__What needs to be done__. Copy the data below exactly.

(A block of data)
"""
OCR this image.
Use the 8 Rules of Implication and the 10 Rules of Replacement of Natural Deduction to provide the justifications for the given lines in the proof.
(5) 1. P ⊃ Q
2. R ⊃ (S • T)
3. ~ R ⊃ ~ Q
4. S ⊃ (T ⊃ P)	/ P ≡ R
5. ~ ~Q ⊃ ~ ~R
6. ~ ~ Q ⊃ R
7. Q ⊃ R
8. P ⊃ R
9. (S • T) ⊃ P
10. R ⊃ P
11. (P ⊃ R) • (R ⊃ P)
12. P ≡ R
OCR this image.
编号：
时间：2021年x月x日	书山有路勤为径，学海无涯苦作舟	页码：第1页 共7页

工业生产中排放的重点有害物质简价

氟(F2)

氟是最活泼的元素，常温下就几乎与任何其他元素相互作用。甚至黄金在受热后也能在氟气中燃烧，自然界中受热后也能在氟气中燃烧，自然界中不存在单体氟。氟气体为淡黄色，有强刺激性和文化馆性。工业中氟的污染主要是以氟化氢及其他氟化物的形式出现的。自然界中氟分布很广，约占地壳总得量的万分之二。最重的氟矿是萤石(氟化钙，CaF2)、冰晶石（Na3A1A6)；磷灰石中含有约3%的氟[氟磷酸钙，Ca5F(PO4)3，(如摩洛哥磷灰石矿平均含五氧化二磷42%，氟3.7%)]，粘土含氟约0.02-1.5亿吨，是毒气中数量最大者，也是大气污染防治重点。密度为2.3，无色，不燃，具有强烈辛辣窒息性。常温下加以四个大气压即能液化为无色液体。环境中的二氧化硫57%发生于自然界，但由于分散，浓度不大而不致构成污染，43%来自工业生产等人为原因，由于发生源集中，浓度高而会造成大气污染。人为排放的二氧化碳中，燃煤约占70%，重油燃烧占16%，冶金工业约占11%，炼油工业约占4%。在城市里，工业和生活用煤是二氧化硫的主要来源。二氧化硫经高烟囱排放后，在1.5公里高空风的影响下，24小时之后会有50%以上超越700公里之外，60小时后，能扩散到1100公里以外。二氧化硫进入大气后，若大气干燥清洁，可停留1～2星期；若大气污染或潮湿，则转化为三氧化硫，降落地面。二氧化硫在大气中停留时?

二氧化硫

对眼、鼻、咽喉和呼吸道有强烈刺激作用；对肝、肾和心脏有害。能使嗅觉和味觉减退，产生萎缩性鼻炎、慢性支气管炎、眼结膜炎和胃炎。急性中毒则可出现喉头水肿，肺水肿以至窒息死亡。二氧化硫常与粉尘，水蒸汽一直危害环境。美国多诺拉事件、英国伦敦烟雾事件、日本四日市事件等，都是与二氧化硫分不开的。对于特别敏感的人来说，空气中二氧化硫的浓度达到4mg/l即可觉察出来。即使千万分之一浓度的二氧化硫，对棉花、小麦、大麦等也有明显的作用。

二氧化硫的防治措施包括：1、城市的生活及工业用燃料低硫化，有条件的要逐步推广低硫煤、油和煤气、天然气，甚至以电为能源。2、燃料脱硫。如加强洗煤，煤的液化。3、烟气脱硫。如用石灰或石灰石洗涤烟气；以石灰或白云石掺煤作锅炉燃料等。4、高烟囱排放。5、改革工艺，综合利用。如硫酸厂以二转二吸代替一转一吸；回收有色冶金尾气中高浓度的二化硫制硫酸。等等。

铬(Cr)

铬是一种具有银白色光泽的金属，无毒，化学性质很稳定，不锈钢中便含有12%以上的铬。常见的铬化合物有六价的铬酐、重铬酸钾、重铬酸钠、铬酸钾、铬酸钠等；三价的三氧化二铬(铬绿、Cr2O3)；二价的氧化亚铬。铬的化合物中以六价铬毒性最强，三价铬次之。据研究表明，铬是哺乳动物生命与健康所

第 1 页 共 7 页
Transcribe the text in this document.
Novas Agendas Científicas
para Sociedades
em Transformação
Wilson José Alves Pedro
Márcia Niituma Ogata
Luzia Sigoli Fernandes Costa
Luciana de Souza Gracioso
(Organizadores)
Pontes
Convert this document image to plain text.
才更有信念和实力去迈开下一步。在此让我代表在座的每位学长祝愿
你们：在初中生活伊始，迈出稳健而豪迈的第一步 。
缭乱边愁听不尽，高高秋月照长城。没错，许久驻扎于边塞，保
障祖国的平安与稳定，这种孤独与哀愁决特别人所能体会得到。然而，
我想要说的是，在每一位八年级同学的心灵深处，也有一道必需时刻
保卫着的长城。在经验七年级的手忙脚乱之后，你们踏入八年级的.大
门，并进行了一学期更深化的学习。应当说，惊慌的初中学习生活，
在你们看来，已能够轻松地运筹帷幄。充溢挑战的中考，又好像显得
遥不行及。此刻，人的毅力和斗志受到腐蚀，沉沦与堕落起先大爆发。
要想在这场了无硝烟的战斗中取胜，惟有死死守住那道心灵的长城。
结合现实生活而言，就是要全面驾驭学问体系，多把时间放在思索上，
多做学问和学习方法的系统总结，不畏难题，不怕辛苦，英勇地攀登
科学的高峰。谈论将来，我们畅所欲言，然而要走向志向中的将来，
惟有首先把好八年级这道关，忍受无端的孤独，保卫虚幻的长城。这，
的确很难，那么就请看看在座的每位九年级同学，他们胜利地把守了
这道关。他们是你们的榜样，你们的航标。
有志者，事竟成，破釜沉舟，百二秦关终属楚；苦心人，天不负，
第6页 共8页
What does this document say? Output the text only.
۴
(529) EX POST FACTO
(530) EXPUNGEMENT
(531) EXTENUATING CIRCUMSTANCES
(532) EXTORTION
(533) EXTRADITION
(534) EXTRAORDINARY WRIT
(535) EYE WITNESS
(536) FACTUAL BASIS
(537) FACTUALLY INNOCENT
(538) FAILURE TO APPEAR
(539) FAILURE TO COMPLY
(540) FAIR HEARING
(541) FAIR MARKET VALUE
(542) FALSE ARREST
"""
__Exercise response__.
OCR this image.
Use the 8 Rules of Implication and the 10 Rules of Replacement of Natural Deduction to provide the justifications for the given lines in the proof.
(5) 1. P ⊃ Q
2. R ⊃ (S • T)
3. ~ R ⊃ ~ Q
4. S ⊃ (T ⊃ P)	/ P ≡ R
5. ~ ~Q ⊃ ~ ~R
6. ~ ~ Q ⊃ R
7. Q ⊃ R
8. P ⊃ R
9. (S • T) ⊃ P
10. R ⊃ P
11. (P ⊃ R) • (R ⊃ P)
12. P ≡ R
OCR this image.
编号：
时间：2021年x月x日	书山有路勤为径，学海无涯苦作舟	页码：第1页 共7页

工业生产中排放的重点有害物质简价

氟(F2)

氟是最活泼的元素，常温下就几乎与任何其他元素相互作用。甚至黄金在受热后也能在氟气中燃烧，自然界中受热后也能在氟气中燃烧，自然界中不存在单体氟。氟气体为淡黄色，有强刺激性和文化馆性。工业中氟的污染主要是以氟化氢及其他氟化物的形式出现的。自然界中氟分布很广，约占地壳总得量的万分之二。最重的氟矿是萤石(氟化钙，CaF2)、冰晶石（Na3A1A6)；磷灰石中含有约3%的氟[氟磷酸钙，Ca5F(PO4)3，(如摩洛哥磷灰石矿平均含五氧化二磷42%，氟3.7%)]，粘土含氟约0.02-1.5亿吨，是毒气中数量最大者，也是大气污染防治重点。密度为2.3，无色，不燃，具有强烈辛辣窒息性。常温下加以四个大气压即能液化为无色液体。环境中的二氧化硫57%发生于自然界，但由于分散，浓度不大而不致构成污染，43%来自工业生产等人为原因，由于发生源集中，浓度高而会造成大气污染。人为排放的二氧化碳中，燃煤约占70%，重油燃烧占16%，冶金工业约占11%，炼油工业约占4%。在城市里，工业和生活用煤是二氧化硫的主要来源。二氧化硫经高烟囱排放后，在1.5公里高空风的影响下，24小时之后会有50%以上超越700公里之外，60小时后，能扩散到1100公里以外。二氧化硫进入大气后，若大气干燥清洁，可停留1～2星期；若大气污染或潮湿，则转化为三氧化硫，降落地面。二氧化硫在大气中停留时?

二氧化硫

对眼、鼻、咽喉和呼吸道有强烈刺激作用；对肝、肾和心脏有害。能使嗅觉和味觉减退，产生萎缩性鼻炎、慢性支气管炎、眼结膜炎和胃炎。急性中毒则可出现喉头水肿，肺水肿以至窒息死亡。二氧化硫常与粉尘，水蒸汽一直危害环境。美国多诺拉事件、英国伦敦烟雾事件、日本四日市事件等，都是与二氧化硫分不开的。对于特别敏感的人来说，空气中二氧化硫的浓度达到4mg/l即可觉察出来。即使千万分之一浓度的二氧化硫，对棉花、小麦、大麦等也有明显的作用。

二氧化硫的防治措施包括：1、城市的生活及工业用燃料低硫化，有条件的要逐步推广低硫煤、油和煤气、天然气，甚至以电为能源。2、燃料脱硫。如加强洗煤，煤的液化。3、烟气脱硫。如用石灰或石灰石洗涤烟气；以石灰或白云石掺煤作锅炉燃料等。4、高烟囱排放。5、改革工艺，综合利用。如硫酸厂以二转二吸代替一转一吸；回收有色冶金尾气中高浓度的二化硫制硫酸。等等。

铬(Cr)

铬是一种具有银白色光泽的金属，无毒，化学性质很稳定，不锈钢中便含有12%以上的铬。常见的铬化合物有六价的铬酐、重铬酸钾、重铬酸钠、铬酸钾、铬酸钠等；三价的三氧化二铬(铬绿、Cr2O3)；二价的氧化亚铬。铬的化合物中以六价铬毒性最强，三价铬次之。据研究表明，铬是哺乳动物生命与健康所

第 1 页 共 7 页
Transcribe the text in this document.
Novas Agendas Científicas
para Sociedades
em Transformação
Wilson José Alves Pedro
Márcia Niituma Ogata
Luzia Sigoli Fernandes Costa
Luciana de Souza Gracioso
(Organizadores)
Pontes
Convert this document image to plain text.
才更有信念和实力去迈开下一步。在此让我代表在座的每位学长祝愿
你们：在初中生活伊始，迈出稳健而豪迈的第一步 。
缭乱边愁听不尽，高高秋月照长城。没错，许久驻扎于边塞，保
障祖国的平安与稳定，这种孤独与哀愁决特别人所能体会得到。然而，
我想要说的是，在每一位八年级同学的心灵深处，也有一道必需时刻
保卫着的长城。在经验七年级的手忙脚乱之后，你们踏入八年级的.大
门，并进行了一学期更深化的学习。应当说，惊慌的初中学习生活，
在你们看来，已能够轻松地运筹帷幄。充溢挑战的中考，又好像显得
遥不行及。此刻，人的毅力和斗志受到腐蚀，沉沦与堕落起先大爆发。
要想在这场了无硝烟的战斗中取胜，惟有死死守住那道心灵的长城。
结合现实生活而言，就是要全面驾驭学问体系，多把时间放在思索上，
多做学问和学习方法的系统总结，不畏难题，不怕辛苦，英勇地攀登
科学的高峰。谈论将来，我们畅所欲言，然而要走向志向中的将来，
惟有首先把好八年级这道关，忍受无端的孤独，保卫虚幻的长城。这，
的确很难，那么就请看看在座的每位九年级同学，他们胜利地把守了
这道关。他们是你们的榜样，你们的航标。
有志者，事竟成，破釜沉舟，百二秦关终属楚；苦心人，天不负，
第6页 共8页
What does this document say? Output the text only.
۴
(529) EX POST FACTO
(530) EXPUNGEMENT
(531) EXTENUATING CIRCUMSTANCES
(532) EXTORTION
(533) EXTRADITION
(534) EXTRAORDINARY WRIT
(535) EYE WITNESS
(536) FACTUAL BASIS
(537) FACTUALLY INNOCENT
(538) FAILURE TO APPEAR
(539) FAILURE TO COMPLY
(540) FAIR HEARING
(541) FAIR MARKET VALUE
(542) FALSE ARREST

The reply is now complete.